=== Prompt ===
Wherever a line holds the word "JSON", copy that line out.

=== Records supplied ===
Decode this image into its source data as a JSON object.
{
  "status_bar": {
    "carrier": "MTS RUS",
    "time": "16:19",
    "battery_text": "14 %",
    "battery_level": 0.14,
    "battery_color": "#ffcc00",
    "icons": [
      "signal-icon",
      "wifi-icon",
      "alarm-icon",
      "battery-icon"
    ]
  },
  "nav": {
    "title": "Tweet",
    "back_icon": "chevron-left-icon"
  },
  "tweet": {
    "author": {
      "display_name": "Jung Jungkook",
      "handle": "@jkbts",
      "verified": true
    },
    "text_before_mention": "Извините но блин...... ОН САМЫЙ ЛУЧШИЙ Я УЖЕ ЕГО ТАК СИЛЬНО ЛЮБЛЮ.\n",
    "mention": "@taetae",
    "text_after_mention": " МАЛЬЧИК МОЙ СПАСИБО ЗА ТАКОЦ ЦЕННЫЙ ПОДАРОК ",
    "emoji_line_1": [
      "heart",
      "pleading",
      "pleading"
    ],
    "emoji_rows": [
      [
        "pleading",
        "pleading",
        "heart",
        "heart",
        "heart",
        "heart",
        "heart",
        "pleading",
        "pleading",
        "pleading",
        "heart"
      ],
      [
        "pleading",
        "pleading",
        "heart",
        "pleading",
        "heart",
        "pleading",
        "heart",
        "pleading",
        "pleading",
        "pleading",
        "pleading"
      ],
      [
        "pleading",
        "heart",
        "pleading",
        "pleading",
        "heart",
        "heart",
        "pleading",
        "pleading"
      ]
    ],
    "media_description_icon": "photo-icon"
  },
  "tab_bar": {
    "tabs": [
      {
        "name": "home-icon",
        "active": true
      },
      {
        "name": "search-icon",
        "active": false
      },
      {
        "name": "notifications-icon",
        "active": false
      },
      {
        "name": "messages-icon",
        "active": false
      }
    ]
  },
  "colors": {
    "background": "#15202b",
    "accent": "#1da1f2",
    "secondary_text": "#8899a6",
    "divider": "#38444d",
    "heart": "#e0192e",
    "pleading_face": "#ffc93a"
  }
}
---
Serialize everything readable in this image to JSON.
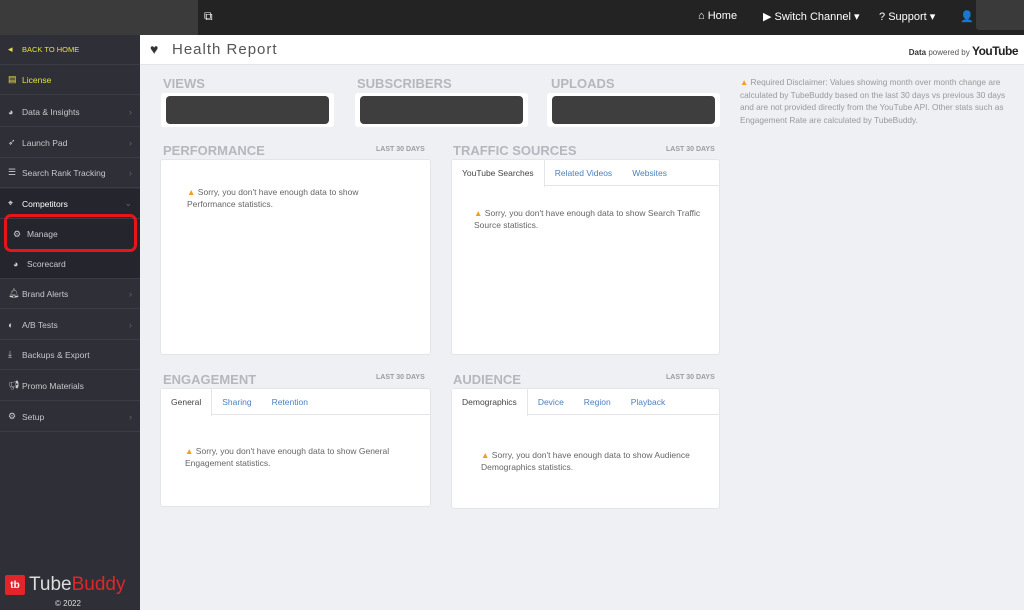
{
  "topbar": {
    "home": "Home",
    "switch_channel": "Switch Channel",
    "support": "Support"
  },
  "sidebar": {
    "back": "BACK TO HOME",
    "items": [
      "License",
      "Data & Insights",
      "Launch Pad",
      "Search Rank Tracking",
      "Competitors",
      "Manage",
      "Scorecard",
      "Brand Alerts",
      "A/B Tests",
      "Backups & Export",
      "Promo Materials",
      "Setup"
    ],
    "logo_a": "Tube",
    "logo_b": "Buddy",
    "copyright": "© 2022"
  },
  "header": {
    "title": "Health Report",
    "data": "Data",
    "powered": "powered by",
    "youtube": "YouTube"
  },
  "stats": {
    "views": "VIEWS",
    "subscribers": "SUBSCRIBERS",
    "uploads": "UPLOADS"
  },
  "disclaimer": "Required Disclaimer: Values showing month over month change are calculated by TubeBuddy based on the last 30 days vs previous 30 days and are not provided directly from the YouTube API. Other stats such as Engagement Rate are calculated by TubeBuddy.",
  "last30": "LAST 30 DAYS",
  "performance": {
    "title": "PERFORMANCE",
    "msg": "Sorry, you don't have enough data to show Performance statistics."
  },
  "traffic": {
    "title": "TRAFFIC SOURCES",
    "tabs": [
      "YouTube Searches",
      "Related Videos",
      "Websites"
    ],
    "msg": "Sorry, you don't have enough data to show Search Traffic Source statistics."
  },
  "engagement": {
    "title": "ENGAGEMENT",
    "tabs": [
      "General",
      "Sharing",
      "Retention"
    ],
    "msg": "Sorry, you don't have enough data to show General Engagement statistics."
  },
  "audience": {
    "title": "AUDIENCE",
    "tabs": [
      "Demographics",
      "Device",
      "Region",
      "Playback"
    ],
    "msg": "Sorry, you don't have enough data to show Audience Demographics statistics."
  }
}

=== Answer for the task ===
Decode this image into its source data as a JSON object.
Serialize everything readable in this image to JSON.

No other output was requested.